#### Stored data
---

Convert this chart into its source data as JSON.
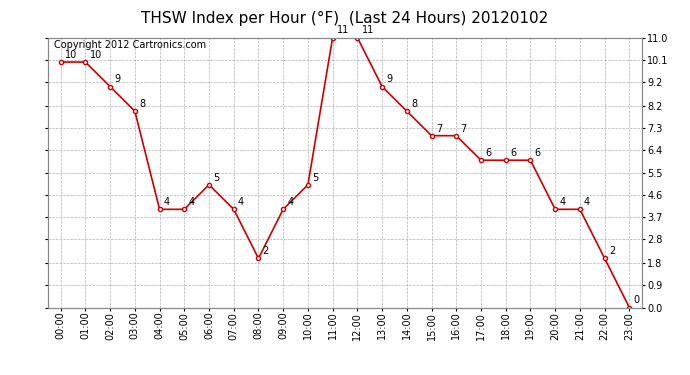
{
  "title": "THSW Index per Hour (°F)  (Last 24 Hours) 20120102",
  "copyright_text": "Copyright 2012 Cartronics.com",
  "hours": [
    "00:00",
    "01:00",
    "02:00",
    "03:00",
    "04:00",
    "05:00",
    "06:00",
    "07:00",
    "08:00",
    "09:00",
    "10:00",
    "11:00",
    "12:00",
    "13:00",
    "14:00",
    "15:00",
    "16:00",
    "17:00",
    "18:00",
    "19:00",
    "20:00",
    "21:00",
    "22:00",
    "23:00"
  ],
  "values": [
    10,
    10,
    9,
    8,
    4,
    4,
    5,
    4,
    2,
    4,
    5,
    11,
    11,
    9,
    8,
    7,
    7,
    6,
    6,
    6,
    4,
    4,
    2,
    0
  ],
  "line_color": "#cc0000",
  "marker_color": "#cc0000",
  "bg_color": "#ffffff",
  "plot_bg_color": "#ffffff",
  "grid_color": "#b0b0b0",
  "ylim_min": 0.0,
  "ylim_max": 11.0,
  "yticks": [
    0.0,
    0.9,
    1.8,
    2.8,
    3.7,
    4.6,
    5.5,
    6.4,
    7.3,
    8.2,
    9.2,
    10.1,
    11.0
  ],
  "title_fontsize": 11,
  "label_fontsize": 7,
  "tick_fontsize": 7,
  "copyright_fontsize": 7
}
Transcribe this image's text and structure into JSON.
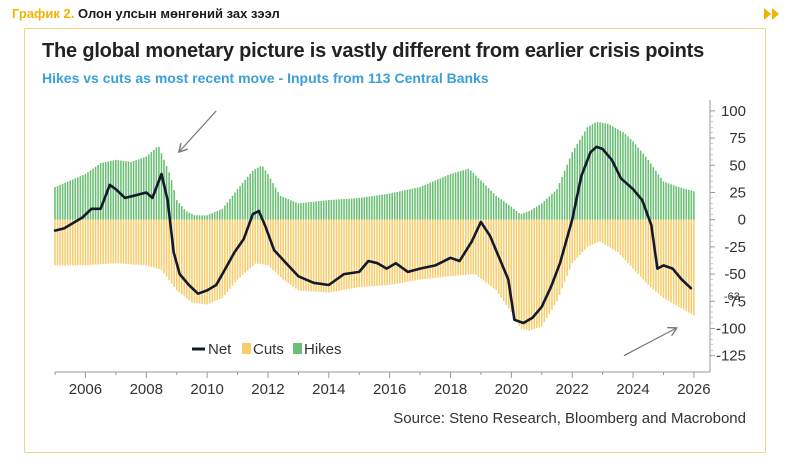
{
  "caption": {
    "prefix": "График 2.",
    "text": "Олон улсын мөнгөний зах зээл"
  },
  "icons": {
    "nav": "double-chevron-right-icon"
  },
  "colors": {
    "hikes": "#6abf75",
    "cuts": "#f7cd6b",
    "net": "#141a2e",
    "accent": "#f0b400",
    "subtitle": "#3aa0d8"
  },
  "chart_data": {
    "type": "bar",
    "title": "The global monetary picture is vastly different from earlier crisis points",
    "subtitle": "Hikes vs cuts as most recent move - Inputs from 113 Central Banks",
    "source": "Source: Steno Research, Bloomberg and Macrobond",
    "xlim": [
      2005,
      2026.2
    ],
    "ylim": [
      -140,
      110
    ],
    "y_ticks": [
      100,
      75,
      50,
      25,
      0,
      -25,
      -50,
      -75,
      -100,
      -125
    ],
    "x_ticks": [
      2006,
      2008,
      2010,
      2012,
      2014,
      2016,
      2018,
      2020,
      2022,
      2024,
      2026
    ],
    "legend": {
      "position": "bottom-left",
      "entries": [
        "Net",
        "Cuts",
        "Hikes"
      ]
    },
    "last_value_label": "-63",
    "series": [
      {
        "name": "Hikes",
        "type": "bar",
        "points": [
          [
            2005.0,
            30
          ],
          [
            2005.5,
            36
          ],
          [
            2006.0,
            42
          ],
          [
            2006.5,
            52
          ],
          [
            2007.0,
            55
          ],
          [
            2007.5,
            53
          ],
          [
            2008.0,
            58
          ],
          [
            2008.4,
            68
          ],
          [
            2008.8,
            40
          ],
          [
            2009.0,
            18
          ],
          [
            2009.3,
            8
          ],
          [
            2009.6,
            4
          ],
          [
            2010.0,
            4
          ],
          [
            2010.5,
            10
          ],
          [
            2011.0,
            28
          ],
          [
            2011.5,
            45
          ],
          [
            2011.8,
            50
          ],
          [
            2012.0,
            42
          ],
          [
            2012.4,
            22
          ],
          [
            2013.0,
            15
          ],
          [
            2014.0,
            18
          ],
          [
            2015.0,
            20
          ],
          [
            2016.0,
            24
          ],
          [
            2017.0,
            30
          ],
          [
            2018.0,
            42
          ],
          [
            2018.6,
            47
          ],
          [
            2019.0,
            36
          ],
          [
            2019.5,
            22
          ],
          [
            2020.0,
            12
          ],
          [
            2020.3,
            5
          ],
          [
            2020.6,
            8
          ],
          [
            2021.0,
            15
          ],
          [
            2021.5,
            28
          ],
          [
            2022.0,
            62
          ],
          [
            2022.5,
            85
          ],
          [
            2022.8,
            90
          ],
          [
            2023.2,
            88
          ],
          [
            2023.7,
            80
          ],
          [
            2024.0,
            72
          ],
          [
            2024.5,
            55
          ],
          [
            2025.0,
            35
          ],
          [
            2025.5,
            30
          ],
          [
            2026.0,
            26
          ]
        ]
      },
      {
        "name": "Cuts",
        "type": "bar",
        "points": [
          [
            2005.0,
            -42
          ],
          [
            2006.0,
            -42
          ],
          [
            2007.0,
            -40
          ],
          [
            2008.0,
            -42
          ],
          [
            2008.5,
            -46
          ],
          [
            2009.0,
            -65
          ],
          [
            2009.5,
            -76
          ],
          [
            2010.0,
            -78
          ],
          [
            2010.5,
            -72
          ],
          [
            2011.0,
            -55
          ],
          [
            2011.6,
            -40
          ],
          [
            2012.0,
            -42
          ],
          [
            2012.5,
            -55
          ],
          [
            2013.0,
            -65
          ],
          [
            2014.0,
            -67
          ],
          [
            2015.0,
            -62
          ],
          [
            2016.0,
            -60
          ],
          [
            2017.0,
            -55
          ],
          [
            2018.0,
            -52
          ],
          [
            2018.8,
            -50
          ],
          [
            2019.5,
            -65
          ],
          [
            2020.0,
            -85
          ],
          [
            2020.3,
            -100
          ],
          [
            2020.6,
            -102
          ],
          [
            2021.0,
            -98
          ],
          [
            2021.5,
            -75
          ],
          [
            2022.0,
            -40
          ],
          [
            2022.5,
            -25
          ],
          [
            2022.9,
            -20
          ],
          [
            2023.5,
            -30
          ],
          [
            2024.0,
            -45
          ],
          [
            2024.5,
            -60
          ],
          [
            2025.0,
            -72
          ],
          [
            2025.5,
            -80
          ],
          [
            2026.0,
            -88
          ]
        ]
      },
      {
        "name": "Net",
        "type": "line",
        "points": [
          [
            2005.0,
            -10
          ],
          [
            2005.3,
            -8
          ],
          [
            2005.6,
            -3
          ],
          [
            2005.9,
            2
          ],
          [
            2006.2,
            10
          ],
          [
            2006.5,
            10
          ],
          [
            2006.8,
            32
          ],
          [
            2007.0,
            28
          ],
          [
            2007.3,
            20
          ],
          [
            2007.6,
            22
          ],
          [
            2008.0,
            25
          ],
          [
            2008.2,
            20
          ],
          [
            2008.5,
            42
          ],
          [
            2008.7,
            18
          ],
          [
            2008.9,
            -30
          ],
          [
            2009.1,
            -50
          ],
          [
            2009.4,
            -60
          ],
          [
            2009.7,
            -68
          ],
          [
            2010.0,
            -65
          ],
          [
            2010.3,
            -60
          ],
          [
            2010.6,
            -45
          ],
          [
            2010.9,
            -30
          ],
          [
            2011.2,
            -18
          ],
          [
            2011.5,
            5
          ],
          [
            2011.7,
            8
          ],
          [
            2011.9,
            -5
          ],
          [
            2012.2,
            -28
          ],
          [
            2012.6,
            -40
          ],
          [
            2013.0,
            -52
          ],
          [
            2013.5,
            -58
          ],
          [
            2014.0,
            -60
          ],
          [
            2014.5,
            -50
          ],
          [
            2015.0,
            -48
          ],
          [
            2015.3,
            -38
          ],
          [
            2015.6,
            -40
          ],
          [
            2015.9,
            -45
          ],
          [
            2016.2,
            -40
          ],
          [
            2016.6,
            -48
          ],
          [
            2017.0,
            -45
          ],
          [
            2017.5,
            -42
          ],
          [
            2018.0,
            -35
          ],
          [
            2018.3,
            -38
          ],
          [
            2018.7,
            -20
          ],
          [
            2019.0,
            -2
          ],
          [
            2019.3,
            -15
          ],
          [
            2019.6,
            -35
          ],
          [
            2019.9,
            -55
          ],
          [
            2020.1,
            -92
          ],
          [
            2020.4,
            -95
          ],
          [
            2020.7,
            -90
          ],
          [
            2021.0,
            -80
          ],
          [
            2021.3,
            -62
          ],
          [
            2021.6,
            -40
          ],
          [
            2022.0,
            0
          ],
          [
            2022.3,
            40
          ],
          [
            2022.6,
            62
          ],
          [
            2022.8,
            67
          ],
          [
            2023.0,
            65
          ],
          [
            2023.3,
            55
          ],
          [
            2023.6,
            38
          ],
          [
            2024.0,
            28
          ],
          [
            2024.3,
            18
          ],
          [
            2024.6,
            -5
          ],
          [
            2024.8,
            -45
          ],
          [
            2025.0,
            -42
          ],
          [
            2025.3,
            -45
          ],
          [
            2025.6,
            -55
          ],
          [
            2025.9,
            -63
          ]
        ]
      }
    ]
  }
}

---

#### Problem statement
Locate each line containing the string "source" and show it.

#### Completed task
Convert this chart into its source data as JSON.
    "source": "Source: Steno Research, Bloomberg and Macrobond",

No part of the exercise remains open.